## Information given

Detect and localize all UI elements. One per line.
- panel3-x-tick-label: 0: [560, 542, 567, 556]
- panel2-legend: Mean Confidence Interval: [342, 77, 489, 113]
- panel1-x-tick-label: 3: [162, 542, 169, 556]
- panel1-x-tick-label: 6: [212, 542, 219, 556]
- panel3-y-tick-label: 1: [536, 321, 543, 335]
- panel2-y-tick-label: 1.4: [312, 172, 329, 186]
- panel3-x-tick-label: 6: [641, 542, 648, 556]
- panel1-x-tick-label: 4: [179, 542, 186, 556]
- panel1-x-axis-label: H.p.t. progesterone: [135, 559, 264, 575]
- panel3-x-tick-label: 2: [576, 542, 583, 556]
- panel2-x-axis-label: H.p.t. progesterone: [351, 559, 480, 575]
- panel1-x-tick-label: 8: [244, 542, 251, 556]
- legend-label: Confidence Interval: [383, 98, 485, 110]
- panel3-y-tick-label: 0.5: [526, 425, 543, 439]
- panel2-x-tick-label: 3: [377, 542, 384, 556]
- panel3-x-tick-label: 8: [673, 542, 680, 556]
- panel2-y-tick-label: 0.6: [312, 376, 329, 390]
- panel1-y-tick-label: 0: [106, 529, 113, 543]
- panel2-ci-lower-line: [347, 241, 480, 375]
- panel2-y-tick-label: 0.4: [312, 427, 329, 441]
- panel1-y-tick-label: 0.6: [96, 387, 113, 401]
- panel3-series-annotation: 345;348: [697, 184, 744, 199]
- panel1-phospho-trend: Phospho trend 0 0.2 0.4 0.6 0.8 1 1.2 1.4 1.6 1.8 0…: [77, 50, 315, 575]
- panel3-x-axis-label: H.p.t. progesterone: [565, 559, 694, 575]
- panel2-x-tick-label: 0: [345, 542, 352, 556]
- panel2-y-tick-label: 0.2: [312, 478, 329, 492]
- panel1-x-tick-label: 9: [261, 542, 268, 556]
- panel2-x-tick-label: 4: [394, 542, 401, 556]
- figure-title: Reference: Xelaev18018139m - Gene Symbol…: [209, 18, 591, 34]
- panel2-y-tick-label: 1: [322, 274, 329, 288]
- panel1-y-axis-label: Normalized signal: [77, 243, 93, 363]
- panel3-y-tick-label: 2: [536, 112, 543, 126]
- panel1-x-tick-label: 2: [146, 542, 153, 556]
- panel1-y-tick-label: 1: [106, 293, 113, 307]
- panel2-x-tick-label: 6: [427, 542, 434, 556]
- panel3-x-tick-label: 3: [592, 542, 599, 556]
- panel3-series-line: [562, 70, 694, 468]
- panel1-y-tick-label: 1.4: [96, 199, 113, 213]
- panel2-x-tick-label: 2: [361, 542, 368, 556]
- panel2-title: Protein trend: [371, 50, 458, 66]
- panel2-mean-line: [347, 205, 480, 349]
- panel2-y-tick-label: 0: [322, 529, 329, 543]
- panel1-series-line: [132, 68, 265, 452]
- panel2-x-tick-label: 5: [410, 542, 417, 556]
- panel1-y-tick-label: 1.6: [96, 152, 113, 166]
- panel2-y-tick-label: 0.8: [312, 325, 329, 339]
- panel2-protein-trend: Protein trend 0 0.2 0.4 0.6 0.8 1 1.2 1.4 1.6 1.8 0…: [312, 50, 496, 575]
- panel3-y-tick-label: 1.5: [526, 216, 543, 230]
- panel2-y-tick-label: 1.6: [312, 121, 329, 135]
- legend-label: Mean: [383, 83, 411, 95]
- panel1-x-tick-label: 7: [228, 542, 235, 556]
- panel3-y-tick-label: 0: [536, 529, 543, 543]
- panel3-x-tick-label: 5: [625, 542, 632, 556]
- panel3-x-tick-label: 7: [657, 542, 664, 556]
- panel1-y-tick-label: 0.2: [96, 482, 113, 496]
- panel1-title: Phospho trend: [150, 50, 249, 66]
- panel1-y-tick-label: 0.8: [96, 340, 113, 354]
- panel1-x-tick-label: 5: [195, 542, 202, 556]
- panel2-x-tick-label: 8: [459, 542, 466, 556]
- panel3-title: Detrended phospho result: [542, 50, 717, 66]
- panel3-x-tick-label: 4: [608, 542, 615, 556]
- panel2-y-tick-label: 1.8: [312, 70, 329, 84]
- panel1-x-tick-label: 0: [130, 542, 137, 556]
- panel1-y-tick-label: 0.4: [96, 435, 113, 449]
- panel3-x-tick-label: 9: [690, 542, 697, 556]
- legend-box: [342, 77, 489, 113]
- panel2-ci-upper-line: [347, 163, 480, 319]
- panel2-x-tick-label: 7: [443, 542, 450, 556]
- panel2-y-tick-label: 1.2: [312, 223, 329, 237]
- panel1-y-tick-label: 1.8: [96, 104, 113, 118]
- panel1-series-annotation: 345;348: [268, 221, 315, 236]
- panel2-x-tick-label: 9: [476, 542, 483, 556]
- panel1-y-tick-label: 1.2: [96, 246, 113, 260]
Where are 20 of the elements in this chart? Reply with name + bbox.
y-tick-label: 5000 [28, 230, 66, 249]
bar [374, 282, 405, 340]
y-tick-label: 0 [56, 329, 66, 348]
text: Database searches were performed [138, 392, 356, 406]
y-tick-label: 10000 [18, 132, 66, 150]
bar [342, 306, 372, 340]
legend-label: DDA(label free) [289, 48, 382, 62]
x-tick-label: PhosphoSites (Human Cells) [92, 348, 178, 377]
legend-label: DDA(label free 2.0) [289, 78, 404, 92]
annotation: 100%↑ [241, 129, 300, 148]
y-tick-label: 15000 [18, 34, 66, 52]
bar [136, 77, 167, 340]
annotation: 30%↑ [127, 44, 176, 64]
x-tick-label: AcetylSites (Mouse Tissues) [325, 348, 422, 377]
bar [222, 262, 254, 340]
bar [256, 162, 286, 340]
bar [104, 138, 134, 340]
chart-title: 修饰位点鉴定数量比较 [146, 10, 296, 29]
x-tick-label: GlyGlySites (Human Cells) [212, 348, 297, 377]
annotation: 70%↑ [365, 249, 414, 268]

## Exercise
Show every line above in which the word "Protein" appears.

## Expected answer
- panel2-title: Protein trend: [371, 50, 458, 66]
- panel2-protein-trend: Protein trend 0 0.2 0.4 0.6 0.8 1 1.2 1.4 1.6 1.8 0…: [312, 50, 496, 575]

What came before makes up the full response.